-- Records from a collection of figures --
=====

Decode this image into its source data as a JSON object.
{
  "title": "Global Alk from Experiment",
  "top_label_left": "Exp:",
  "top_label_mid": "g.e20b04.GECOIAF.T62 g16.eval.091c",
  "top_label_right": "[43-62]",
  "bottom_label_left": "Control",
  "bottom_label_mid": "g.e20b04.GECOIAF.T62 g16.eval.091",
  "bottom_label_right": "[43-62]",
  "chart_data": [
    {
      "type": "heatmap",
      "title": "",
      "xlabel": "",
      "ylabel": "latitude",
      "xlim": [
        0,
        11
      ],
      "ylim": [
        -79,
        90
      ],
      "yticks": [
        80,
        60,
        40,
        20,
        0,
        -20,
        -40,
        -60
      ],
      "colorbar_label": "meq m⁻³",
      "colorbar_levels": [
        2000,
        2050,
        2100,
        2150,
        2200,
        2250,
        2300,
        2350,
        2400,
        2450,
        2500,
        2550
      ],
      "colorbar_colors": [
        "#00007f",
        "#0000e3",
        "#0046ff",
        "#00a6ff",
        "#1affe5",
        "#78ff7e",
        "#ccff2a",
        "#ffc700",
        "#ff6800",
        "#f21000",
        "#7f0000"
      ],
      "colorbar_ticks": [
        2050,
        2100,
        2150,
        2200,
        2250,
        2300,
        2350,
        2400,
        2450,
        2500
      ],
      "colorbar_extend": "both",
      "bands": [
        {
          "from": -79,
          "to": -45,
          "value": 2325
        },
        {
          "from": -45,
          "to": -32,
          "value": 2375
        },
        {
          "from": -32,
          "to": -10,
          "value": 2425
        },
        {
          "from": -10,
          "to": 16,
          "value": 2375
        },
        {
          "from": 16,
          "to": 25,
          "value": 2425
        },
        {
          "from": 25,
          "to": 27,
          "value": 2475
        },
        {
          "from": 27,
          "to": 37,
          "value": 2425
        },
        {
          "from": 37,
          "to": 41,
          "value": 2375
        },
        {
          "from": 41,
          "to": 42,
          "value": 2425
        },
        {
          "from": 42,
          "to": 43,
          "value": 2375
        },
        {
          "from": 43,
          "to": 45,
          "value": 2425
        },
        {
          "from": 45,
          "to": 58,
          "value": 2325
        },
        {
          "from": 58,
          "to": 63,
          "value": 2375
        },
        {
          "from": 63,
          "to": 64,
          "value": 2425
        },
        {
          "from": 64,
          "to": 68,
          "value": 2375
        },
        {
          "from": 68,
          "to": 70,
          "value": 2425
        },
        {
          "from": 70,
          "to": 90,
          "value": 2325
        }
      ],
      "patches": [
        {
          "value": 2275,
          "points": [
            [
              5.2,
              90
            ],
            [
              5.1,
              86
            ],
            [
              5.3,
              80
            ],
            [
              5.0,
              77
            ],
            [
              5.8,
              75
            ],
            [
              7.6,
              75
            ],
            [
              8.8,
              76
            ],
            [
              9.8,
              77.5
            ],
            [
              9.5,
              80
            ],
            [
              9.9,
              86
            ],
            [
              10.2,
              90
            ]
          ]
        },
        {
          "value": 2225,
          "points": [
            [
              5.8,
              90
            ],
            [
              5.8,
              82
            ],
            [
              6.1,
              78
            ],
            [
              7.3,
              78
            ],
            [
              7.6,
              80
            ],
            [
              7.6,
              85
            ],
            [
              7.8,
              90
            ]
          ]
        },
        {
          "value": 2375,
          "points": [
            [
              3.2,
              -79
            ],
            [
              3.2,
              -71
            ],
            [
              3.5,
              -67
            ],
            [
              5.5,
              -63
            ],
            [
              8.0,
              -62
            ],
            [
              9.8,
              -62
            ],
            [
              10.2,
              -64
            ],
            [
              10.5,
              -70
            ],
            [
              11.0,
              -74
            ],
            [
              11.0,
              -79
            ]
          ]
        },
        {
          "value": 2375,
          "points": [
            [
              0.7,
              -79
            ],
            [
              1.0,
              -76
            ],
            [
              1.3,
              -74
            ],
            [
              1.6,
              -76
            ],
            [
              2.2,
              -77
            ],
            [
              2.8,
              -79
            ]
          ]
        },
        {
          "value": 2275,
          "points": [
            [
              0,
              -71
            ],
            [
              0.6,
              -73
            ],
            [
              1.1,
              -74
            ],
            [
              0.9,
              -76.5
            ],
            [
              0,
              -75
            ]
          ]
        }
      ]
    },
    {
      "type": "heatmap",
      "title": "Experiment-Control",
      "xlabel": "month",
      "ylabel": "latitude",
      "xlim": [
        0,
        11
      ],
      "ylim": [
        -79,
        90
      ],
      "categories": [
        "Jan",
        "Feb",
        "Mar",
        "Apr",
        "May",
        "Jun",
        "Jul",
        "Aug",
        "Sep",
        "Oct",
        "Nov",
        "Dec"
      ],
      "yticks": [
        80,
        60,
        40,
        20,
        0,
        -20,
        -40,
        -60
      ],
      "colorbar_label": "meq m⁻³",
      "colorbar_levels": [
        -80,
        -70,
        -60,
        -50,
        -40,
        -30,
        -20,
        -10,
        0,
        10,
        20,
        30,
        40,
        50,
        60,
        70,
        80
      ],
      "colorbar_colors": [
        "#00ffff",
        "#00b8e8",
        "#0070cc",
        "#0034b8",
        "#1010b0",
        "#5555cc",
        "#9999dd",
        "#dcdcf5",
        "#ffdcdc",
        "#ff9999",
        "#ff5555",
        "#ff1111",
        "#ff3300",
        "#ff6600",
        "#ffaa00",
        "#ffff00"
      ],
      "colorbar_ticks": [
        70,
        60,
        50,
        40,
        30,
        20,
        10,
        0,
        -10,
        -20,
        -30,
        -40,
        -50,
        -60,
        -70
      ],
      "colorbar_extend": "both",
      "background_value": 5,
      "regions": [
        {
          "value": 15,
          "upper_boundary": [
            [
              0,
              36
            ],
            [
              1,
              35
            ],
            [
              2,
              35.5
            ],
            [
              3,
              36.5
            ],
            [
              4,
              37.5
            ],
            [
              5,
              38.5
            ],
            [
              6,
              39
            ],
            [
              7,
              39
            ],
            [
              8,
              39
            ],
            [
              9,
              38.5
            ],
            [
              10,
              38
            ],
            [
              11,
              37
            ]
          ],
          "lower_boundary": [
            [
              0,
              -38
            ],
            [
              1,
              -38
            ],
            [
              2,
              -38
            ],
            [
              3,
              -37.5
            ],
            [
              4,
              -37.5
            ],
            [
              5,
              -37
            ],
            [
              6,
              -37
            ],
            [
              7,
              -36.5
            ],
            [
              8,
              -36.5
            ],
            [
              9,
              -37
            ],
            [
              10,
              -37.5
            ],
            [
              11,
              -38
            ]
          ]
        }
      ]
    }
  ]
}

=====

-- What is asked --
Pick each line holding the word "Control" out of the listing.

-- Exercise solution --
  "bottom_label_left": "Control",
      "title": "Experiment-Control",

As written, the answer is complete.